[Records from a data source]
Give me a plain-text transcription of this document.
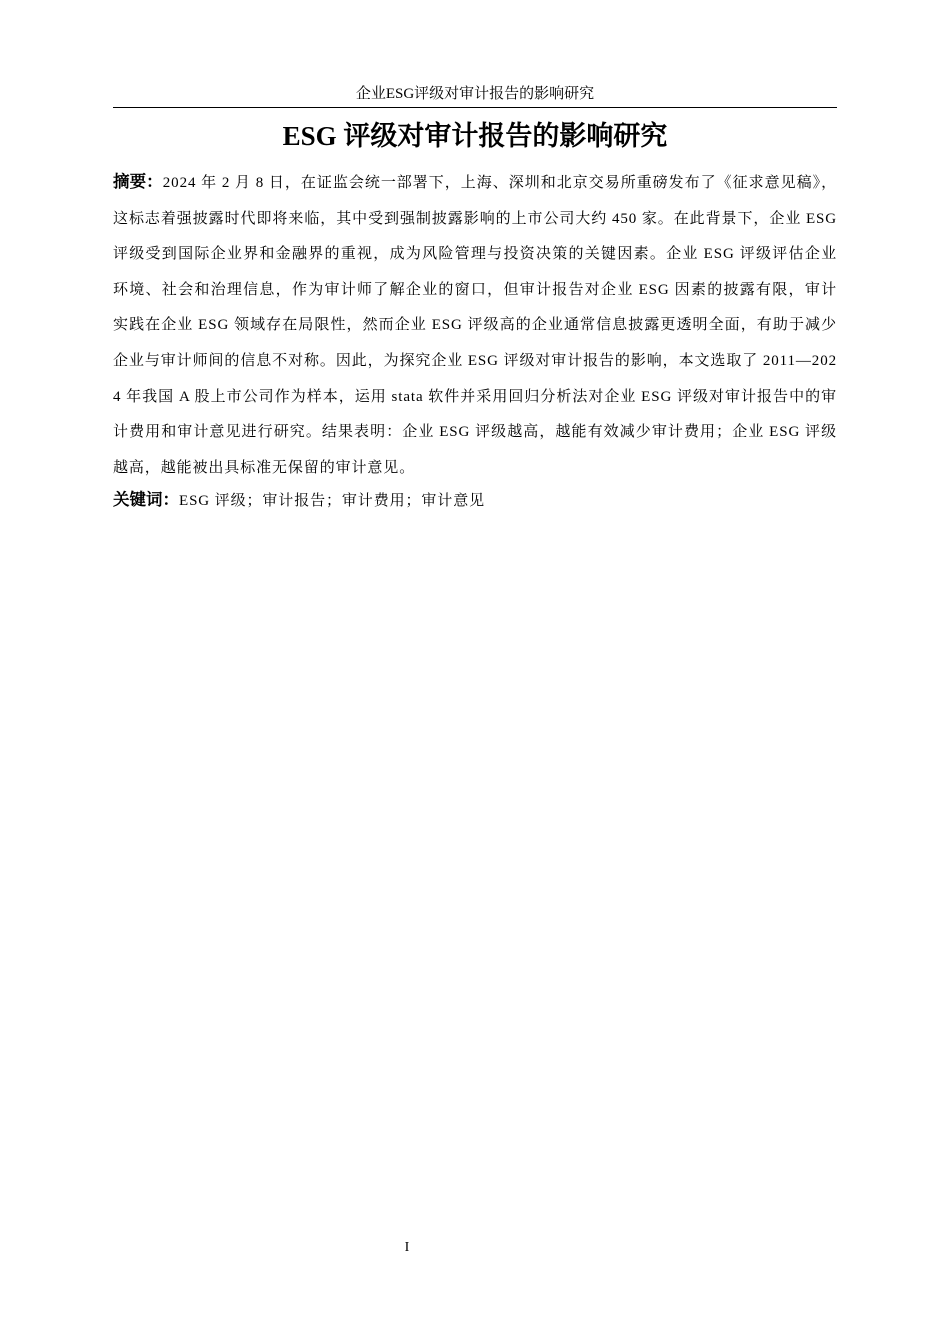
企业ESG评级对审计报告的影响研究
ESG 评级对审计报告的影响研究
摘要：2024 年 2 月 8 日，在证监会统一部署下，上海、深圳和北京交易所重磅发布了《征求意见稿》，这标志着强披露时代即将来临，其中受到强制披露影响的上市公司大约 450 家。在此背景下，企业 ESG 评级受到国际企业界和金融界的重视，成为风险管理与投资决策的关键因素。企业 ESG 评级评估企业环境、社会和治理信息，作为审计师了解企业的窗口，但审计报告对企业 ESG 因素的披露有限，审计实践在企业 ESG 领域存在局限性，然而企业 ESG 评级高的企业通常信息披露更透明全面，有助于减少企业与审计师间的信息不对称。因此，为探究企业 ESG 评级对审计报告的影响，本文选取了 2011—2024 年我国 A 股上市公司作为样本，运用 stata 软件并采用回归分析法对企业 ESG 评级对审计报告中的审计费用和审计意见进行研究。结果表明：企业 ESG 评级越高，越能有效减少审计费用；企业 ESG 评级越高，越能被出具标准无保留的审计意见。
关键词：ESG 评级；审计报告；审计费用；审计意见
I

**TASK DETAILS**. Pictures are excluded; repeat every record exactly.

**EXERCISE ANSWER**.
Give me a plain-text transcription of this document.
企业ESG评级对审计报告的影响研究
ESG 评级对审计报告的影响研究
摘要：2024 年 2 月 8 日，在证监会统一部署下，上海、深圳和北京交易所重磅发布了《征求意见稿》，这标志着强披露时代即将来临，其中受到强制披露影响的上市公司大约 450 家。在此背景下，企业 ESG 评级受到国际企业界和金融界的重视，成为风险管理与投资决策的关键因素。企业 ESG 评级评估企业环境、社会和治理信息，作为审计师了解企业的窗口，但审计报告对企业 ESG 因素的披露有限，审计实践在企业 ESG 领域存在局限性，然而企业 ESG 评级高的企业通常信息披露更透明全面，有助于减少企业与审计师间的信息不对称。因此，为探究企业 ESG 评级对审计报告的影响，本文选取了 2011—2024 年我国 A 股上市公司作为样本，运用 stata 软件并采用回归分析法对企业 ESG 评级对审计报告中的审计费用和审计意见进行研究。结果表明：企业 ESG 评级越高，越能有效减少审计费用；企业 ESG 评级越高，越能被出具标准无保留的审计意见。
关键词：ESG 评级；审计报告；审计费用；审计意见
I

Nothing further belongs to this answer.